● What is asked: Render the following material again verbatim, leaving nothing out.

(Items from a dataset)
◆ ◆ ◆
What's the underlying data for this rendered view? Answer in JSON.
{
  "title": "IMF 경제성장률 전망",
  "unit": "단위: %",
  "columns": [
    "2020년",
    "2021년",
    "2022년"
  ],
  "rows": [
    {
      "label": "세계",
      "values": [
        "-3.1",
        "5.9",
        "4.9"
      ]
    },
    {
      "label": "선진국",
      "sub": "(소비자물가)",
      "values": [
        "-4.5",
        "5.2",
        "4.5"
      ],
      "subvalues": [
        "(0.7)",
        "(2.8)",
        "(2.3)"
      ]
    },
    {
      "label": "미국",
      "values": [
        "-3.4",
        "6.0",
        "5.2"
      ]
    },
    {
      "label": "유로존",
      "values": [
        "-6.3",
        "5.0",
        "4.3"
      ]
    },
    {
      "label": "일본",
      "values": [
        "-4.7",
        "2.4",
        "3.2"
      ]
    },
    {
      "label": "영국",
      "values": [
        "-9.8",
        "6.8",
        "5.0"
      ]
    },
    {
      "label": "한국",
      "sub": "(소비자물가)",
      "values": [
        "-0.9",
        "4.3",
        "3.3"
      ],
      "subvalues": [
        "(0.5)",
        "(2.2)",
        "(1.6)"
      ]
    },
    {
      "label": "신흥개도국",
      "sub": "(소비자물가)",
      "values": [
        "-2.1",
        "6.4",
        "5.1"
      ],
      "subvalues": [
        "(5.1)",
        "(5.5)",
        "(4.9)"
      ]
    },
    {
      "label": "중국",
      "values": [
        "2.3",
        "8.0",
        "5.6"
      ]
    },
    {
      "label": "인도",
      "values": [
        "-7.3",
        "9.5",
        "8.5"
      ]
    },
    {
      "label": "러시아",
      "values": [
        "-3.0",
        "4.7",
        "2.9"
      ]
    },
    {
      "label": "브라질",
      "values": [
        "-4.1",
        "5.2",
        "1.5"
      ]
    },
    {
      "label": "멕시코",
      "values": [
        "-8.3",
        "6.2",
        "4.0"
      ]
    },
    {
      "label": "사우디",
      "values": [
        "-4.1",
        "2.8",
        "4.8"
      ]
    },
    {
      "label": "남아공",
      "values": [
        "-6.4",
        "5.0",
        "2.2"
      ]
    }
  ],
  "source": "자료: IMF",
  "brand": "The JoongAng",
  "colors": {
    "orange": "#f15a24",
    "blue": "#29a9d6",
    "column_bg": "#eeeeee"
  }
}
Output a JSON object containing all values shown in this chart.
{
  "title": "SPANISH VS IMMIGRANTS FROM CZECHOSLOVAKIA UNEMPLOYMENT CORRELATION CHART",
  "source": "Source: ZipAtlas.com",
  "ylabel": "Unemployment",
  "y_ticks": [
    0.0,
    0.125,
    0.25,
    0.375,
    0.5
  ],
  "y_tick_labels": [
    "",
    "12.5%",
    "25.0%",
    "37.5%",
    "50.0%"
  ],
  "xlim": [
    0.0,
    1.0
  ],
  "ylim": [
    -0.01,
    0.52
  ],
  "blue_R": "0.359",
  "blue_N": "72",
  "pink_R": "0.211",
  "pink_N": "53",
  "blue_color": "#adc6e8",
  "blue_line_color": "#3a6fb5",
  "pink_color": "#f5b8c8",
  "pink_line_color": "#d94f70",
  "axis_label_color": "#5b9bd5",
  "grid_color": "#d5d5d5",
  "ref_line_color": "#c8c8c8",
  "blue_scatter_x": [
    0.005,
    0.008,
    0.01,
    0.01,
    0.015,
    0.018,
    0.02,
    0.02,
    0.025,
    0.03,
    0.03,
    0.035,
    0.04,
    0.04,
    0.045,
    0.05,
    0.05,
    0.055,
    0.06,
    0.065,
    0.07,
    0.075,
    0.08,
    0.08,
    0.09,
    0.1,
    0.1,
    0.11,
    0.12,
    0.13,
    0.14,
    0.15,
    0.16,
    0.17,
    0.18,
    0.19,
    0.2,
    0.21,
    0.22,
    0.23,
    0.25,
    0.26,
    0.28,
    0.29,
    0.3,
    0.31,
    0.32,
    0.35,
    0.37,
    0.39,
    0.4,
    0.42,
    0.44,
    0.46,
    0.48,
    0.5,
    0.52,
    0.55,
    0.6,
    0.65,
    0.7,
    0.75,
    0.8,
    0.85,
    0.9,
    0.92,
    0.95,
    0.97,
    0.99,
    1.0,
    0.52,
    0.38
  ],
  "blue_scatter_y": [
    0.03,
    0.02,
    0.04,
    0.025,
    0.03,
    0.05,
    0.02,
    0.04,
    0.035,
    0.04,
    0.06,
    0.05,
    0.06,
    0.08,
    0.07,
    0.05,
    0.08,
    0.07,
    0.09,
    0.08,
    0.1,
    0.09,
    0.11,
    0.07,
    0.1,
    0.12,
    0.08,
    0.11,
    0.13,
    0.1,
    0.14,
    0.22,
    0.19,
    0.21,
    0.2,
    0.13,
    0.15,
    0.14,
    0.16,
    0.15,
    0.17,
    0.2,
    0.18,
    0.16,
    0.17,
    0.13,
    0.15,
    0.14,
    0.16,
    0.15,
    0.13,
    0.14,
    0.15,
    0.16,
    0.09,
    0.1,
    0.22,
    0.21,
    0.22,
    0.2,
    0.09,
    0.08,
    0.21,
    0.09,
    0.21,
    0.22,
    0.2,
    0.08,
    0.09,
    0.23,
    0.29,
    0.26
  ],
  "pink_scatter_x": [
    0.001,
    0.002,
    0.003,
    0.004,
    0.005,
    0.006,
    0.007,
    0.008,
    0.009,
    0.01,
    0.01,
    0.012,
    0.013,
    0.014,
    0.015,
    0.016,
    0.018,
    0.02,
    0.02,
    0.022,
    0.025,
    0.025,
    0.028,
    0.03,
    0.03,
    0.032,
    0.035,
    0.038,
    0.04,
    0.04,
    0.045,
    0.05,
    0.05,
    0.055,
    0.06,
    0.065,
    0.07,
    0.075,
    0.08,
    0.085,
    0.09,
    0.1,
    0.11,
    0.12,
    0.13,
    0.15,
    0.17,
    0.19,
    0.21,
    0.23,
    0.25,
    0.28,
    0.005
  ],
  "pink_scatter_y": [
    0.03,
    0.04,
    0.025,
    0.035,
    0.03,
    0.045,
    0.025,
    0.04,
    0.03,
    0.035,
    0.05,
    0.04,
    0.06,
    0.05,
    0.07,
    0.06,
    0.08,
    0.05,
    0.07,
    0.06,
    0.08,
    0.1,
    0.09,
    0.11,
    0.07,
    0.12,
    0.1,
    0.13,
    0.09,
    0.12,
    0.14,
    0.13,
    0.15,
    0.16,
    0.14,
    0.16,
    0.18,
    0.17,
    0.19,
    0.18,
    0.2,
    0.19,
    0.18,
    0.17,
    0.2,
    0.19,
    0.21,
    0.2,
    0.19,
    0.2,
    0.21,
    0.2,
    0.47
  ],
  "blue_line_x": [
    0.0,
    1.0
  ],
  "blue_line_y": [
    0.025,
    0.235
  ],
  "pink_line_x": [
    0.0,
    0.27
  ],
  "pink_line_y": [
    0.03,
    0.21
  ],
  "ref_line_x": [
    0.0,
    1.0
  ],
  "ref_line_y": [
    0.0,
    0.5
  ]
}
◆ ◆ ◆
● Answer to the problem:
What's the underlying data for this rendered view? Answer in JSON.
{
  "title": "IMF 경제성장률 전망",
  "unit": "단위: %",
  "columns": [
    "2020년",
    "2021년",
    "2022년"
  ],
  "rows": [
    {
      "label": "세계",
      "values": [
        "-3.1",
        "5.9",
        "4.9"
      ]
    },
    {
      "label": "선진국",
      "sub": "(소비자물가)",
      "values": [
        "-4.5",
        "5.2",
        "4.5"
      ],
      "subvalues": [
        "(0.7)",
        "(2.8)",
        "(2.3)"
      ]
    },
    {
      "label": "미국",
      "values": [
        "-3.4",
        "6.0",
        "5.2"
      ]
    },
    {
      "label": "유로존",
      "values": [
        "-6.3",
        "5.0",
        "4.3"
      ]
    },
    {
      "label": "일본",
      "values": [
        "-4.7",
        "2.4",
        "3.2"
      ]
    },
    {
      "label": "영국",
      "values": [
        "-9.8",
        "6.8",
        "5.0"
      ]
    },
    {
      "label": "한국",
      "sub": "(소비자물가)",
      "values": [
        "-0.9",
        "4.3",
        "3.3"
      ],
      "subvalues": [
        "(0.5)",
        "(2.2)",
        "(1.6)"
      ]
    },
    {
      "label": "신흥개도국",
      "sub": "(소비자물가)",
      "values": [
        "-2.1",
        "6.4",
        "5.1"
      ],
      "subvalues": [
        "(5.1)",
        "(5.5)",
        "(4.9)"
      ]
    },
    {
      "label": "중국",
      "values": [
        "2.3",
        "8.0",
        "5.6"
      ]
    },
    {
      "label": "인도",
      "values": [
        "-7.3",
        "9.5",
        "8.5"
      ]
    },
    {
      "label": "러시아",
      "values": [
        "-3.0",
        "4.7",
        "2.9"
      ]
    },
    {
      "label": "브라질",
      "values": [
        "-4.1",
        "5.2",
        "1.5"
      ]
    },
    {
      "label": "멕시코",
      "values": [
        "-8.3",
        "6.2",
        "4.0"
      ]
    },
    {
      "label": "사우디",
      "values": [
        "-4.1",
        "2.8",
        "4.8"
      ]
    },
    {
      "label": "남아공",
      "values": [
        "-6.4",
        "5.0",
        "2.2"
      ]
    }
  ],
  "source": "자료: IMF",
  "brand": "The JoongAng",
  "colors": {
    "orange": "#f15a24",
    "blue": "#29a9d6",
    "column_bg": "#eeeeee"
  }
}
Output a JSON object containing all values shown in this chart.
{
  "title": "SPANISH VS IMMIGRANTS FROM CZECHOSLOVAKIA UNEMPLOYMENT CORRELATION CHART",
  "source": "Source: ZipAtlas.com",
  "ylabel": "Unemployment",
  "y_ticks": [
    0.0,
    0.125,
    0.25,
    0.375,
    0.5
  ],
  "y_tick_labels": [
    "",
    "12.5%",
    "25.0%",
    "37.5%",
    "50.0%"
  ],
  "xlim": [
    0.0,
    1.0
  ],
  "ylim": [
    -0.01,
    0.52
  ],
  "blue_R": "0.359",
  "blue_N": "72",
  "pink_R": "0.211",
  "pink_N": "53",
  "blue_color": "#adc6e8",
  "blue_line_color": "#3a6fb5",
  "pink_color": "#f5b8c8",
  "pink_line_color": "#d94f70",
  "axis_label_color": "#5b9bd5",
  "grid_color": "#d5d5d5",
  "ref_line_color": "#c8c8c8",
  "blue_scatter_x": [
    0.005,
    0.008,
    0.01,
    0.01,
    0.015,
    0.018,
    0.02,
    0.02,
    0.025,
    0.03,
    0.03,
    0.035,
    0.04,
    0.04,
    0.045,
    0.05,
    0.05,
    0.055,
    0.06,
    0.065,
    0.07,
    0.075,
    0.08,
    0.08,
    0.09,
    0.1,
    0.1,
    0.11,
    0.12,
    0.13,
    0.14,
    0.15,
    0.16,
    0.17,
    0.18,
    0.19,
    0.2,
    0.21,
    0.22,
    0.23,
    0.25,
    0.26,
    0.28,
    0.29,
    0.3,
    0.31,
    0.32,
    0.35,
    0.37,
    0.39,
    0.4,
    0.42,
    0.44,
    0.46,
    0.48,
    0.5,
    0.52,
    0.55,
    0.6,
    0.65,
    0.7,
    0.75,
    0.8,
    0.85,
    0.9,
    0.92,
    0.95,
    0.97,
    0.99,
    1.0,
    0.52,
    0.38
  ],
  "blue_scatter_y": [
    0.03,
    0.02,
    0.04,
    0.025,
    0.03,
    0.05,
    0.02,
    0.04,
    0.035,
    0.04,
    0.06,
    0.05,
    0.06,
    0.08,
    0.07,
    0.05,
    0.08,
    0.07,
    0.09,
    0.08,
    0.1,
    0.09,
    0.11,
    0.07,
    0.1,
    0.12,
    0.08,
    0.11,
    0.13,
    0.1,
    0.14,
    0.22,
    0.19,
    0.21,
    0.2,
    0.13,
    0.15,
    0.14,
    0.16,
    0.15,
    0.17,
    0.2,
    0.18,
    0.16,
    0.17,
    0.13,
    0.15,
    0.14,
    0.16,
    0.15,
    0.13,
    0.14,
    0.15,
    0.16,
    0.09,
    0.1,
    0.22,
    0.21,
    0.22,
    0.2,
    0.09,
    0.08,
    0.21,
    0.09,
    0.21,
    0.22,
    0.2,
    0.08,
    0.09,
    0.23,
    0.29,
    0.26
  ],
  "pink_scatter_x": [
    0.001,
    0.002,
    0.003,
    0.004,
    0.005,
    0.006,
    0.007,
    0.008,
    0.009,
    0.01,
    0.01,
    0.012,
    0.013,
    0.014,
    0.015,
    0.016,
    0.018,
    0.02,
    0.02,
    0.022,
    0.025,
    0.025,
    0.028,
    0.03,
    0.03,
    0.032,
    0.035,
    0.038,
    0.04,
    0.04,
    0.045,
    0.05,
    0.05,
    0.055,
    0.06,
    0.065,
    0.07,
    0.075,
    0.08,
    0.085,
    0.09,
    0.1,
    0.11,
    0.12,
    0.13,
    0.15,
    0.17,
    0.19,
    0.21,
    0.23,
    0.25,
    0.28,
    0.005
  ],
  "pink_scatter_y": [
    0.03,
    0.04,
    0.025,
    0.035,
    0.03,
    0.045,
    0.025,
    0.04,
    0.03,
    0.035,
    0.05,
    0.04,
    0.06,
    0.05,
    0.07,
    0.06,
    0.08,
    0.05,
    0.07,
    0.06,
    0.08,
    0.1,
    0.09,
    0.11,
    0.07,
    0.12,
    0.1,
    0.13,
    0.09,
    0.12,
    0.14,
    0.13,
    0.15,
    0.16,
    0.14,
    0.16,
    0.18,
    0.17,
    0.19,
    0.18,
    0.2,
    0.19,
    0.18,
    0.17,
    0.2,
    0.19,
    0.21,
    0.2,
    0.19,
    0.2,
    0.21,
    0.2,
    0.47
  ],
  "blue_line_x": [
    0.0,
    1.0
  ],
  "blue_line_y": [
    0.025,
    0.235
  ],
  "pink_line_x": [
    0.0,
    0.27
  ],
  "pink_line_y": [
    0.03,
    0.21
  ],
  "ref_line_x": [
    0.0,
    1.0
  ],
  "ref_line_y": [
    0.0,
    0.5
  ]
}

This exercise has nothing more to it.